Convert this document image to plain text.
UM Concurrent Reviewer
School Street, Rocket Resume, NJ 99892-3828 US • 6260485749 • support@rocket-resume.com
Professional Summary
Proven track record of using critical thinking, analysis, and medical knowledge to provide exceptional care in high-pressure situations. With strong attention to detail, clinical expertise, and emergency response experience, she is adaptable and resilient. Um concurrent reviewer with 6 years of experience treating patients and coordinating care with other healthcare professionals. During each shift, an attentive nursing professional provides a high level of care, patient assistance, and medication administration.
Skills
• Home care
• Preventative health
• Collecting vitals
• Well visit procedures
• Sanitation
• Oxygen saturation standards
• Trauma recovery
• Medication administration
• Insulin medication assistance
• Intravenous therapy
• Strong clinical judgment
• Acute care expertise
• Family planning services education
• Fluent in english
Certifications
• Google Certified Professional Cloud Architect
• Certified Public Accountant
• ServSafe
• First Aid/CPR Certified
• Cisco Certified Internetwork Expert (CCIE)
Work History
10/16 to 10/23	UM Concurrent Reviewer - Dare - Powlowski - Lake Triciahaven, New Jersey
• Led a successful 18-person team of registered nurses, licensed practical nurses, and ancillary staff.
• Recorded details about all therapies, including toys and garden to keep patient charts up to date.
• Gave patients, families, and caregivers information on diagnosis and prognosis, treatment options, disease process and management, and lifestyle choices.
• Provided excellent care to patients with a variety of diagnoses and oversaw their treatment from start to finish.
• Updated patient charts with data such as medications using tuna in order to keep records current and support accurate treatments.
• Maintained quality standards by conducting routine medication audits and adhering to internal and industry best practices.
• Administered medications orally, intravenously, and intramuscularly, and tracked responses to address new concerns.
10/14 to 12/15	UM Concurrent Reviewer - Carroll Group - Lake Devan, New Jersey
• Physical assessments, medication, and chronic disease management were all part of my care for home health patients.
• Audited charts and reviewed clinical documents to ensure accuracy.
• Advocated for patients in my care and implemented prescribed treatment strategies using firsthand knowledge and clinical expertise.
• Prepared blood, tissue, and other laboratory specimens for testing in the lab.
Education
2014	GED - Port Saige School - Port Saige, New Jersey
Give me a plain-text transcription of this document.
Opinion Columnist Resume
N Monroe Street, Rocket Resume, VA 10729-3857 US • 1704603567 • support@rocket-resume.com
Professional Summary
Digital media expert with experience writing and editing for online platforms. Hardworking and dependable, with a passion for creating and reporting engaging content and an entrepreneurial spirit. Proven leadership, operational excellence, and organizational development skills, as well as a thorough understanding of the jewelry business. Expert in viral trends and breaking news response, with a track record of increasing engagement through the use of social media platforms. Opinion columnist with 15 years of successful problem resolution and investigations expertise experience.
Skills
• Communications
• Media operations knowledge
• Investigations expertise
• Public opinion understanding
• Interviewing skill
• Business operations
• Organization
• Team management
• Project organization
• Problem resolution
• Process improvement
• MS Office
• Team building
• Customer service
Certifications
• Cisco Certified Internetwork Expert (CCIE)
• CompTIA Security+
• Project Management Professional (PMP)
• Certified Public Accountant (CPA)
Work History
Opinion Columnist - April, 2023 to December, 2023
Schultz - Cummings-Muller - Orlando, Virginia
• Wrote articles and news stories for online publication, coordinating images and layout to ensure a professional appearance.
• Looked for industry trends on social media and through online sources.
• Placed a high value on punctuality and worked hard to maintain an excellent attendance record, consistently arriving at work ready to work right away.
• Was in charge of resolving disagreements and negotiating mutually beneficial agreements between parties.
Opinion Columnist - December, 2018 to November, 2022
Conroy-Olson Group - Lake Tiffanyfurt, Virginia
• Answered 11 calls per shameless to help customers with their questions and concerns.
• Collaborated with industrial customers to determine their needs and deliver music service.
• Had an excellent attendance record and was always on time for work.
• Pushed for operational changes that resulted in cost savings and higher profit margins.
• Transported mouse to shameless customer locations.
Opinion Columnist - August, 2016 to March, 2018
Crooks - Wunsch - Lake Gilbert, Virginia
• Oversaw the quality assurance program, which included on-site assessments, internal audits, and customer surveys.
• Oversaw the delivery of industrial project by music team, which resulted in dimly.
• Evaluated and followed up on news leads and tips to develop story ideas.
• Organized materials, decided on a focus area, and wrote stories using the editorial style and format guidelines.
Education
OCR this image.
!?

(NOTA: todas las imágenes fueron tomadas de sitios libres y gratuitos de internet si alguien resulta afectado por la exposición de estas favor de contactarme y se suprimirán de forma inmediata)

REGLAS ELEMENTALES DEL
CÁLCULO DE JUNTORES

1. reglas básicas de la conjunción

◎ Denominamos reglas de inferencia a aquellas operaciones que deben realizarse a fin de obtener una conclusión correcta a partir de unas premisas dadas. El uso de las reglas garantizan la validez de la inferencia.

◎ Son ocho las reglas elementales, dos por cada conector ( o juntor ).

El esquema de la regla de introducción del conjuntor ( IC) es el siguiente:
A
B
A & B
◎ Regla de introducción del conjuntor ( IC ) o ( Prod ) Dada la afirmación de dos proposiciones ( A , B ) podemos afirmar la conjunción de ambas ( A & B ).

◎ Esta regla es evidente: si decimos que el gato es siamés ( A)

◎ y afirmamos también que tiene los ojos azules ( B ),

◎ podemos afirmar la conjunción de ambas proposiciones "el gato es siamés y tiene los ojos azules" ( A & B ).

[YOUR OBJECTIVE] Your answer must be the line containing "OCR this image." and every line after it through the end of the records above, reproduced exactly and alone.

[TASK OUTPUT]
OCR this image.
!?

(NOTA: todas las imágenes fueron tomadas de sitios libres y gratuitos de internet si alguien resulta afectado por la exposición de estas favor de contactarme y se suprimirán de forma inmediata)

REGLAS ELEMENTALES DEL
CÁLCULO DE JUNTORES

1. reglas básicas de la conjunción

◎ Denominamos reglas de inferencia a aquellas operaciones que deben realizarse a fin de obtener una conclusión correcta a partir de unas premisas dadas. El uso de las reglas garantizan la validez de la inferencia.

◎ Son ocho las reglas elementales, dos por cada conector ( o juntor ).

El esquema de la regla de introducción del conjuntor ( IC) es el siguiente:
A
B
A & B
◎ Regla de introducción del conjuntor ( IC ) o ( Prod ) Dada la afirmación de dos proposiciones ( A , B ) podemos afirmar la conjunción de ambas ( A & B ).

◎ Esta regla es evidente: si decimos que el gato es siamés ( A)

◎ y afirmamos también que tiene los ojos azules ( B ),

◎ podemos afirmar la conjunción de ambas proposiciones "el gato es siamés y tiene los ojos azules" ( A & B ).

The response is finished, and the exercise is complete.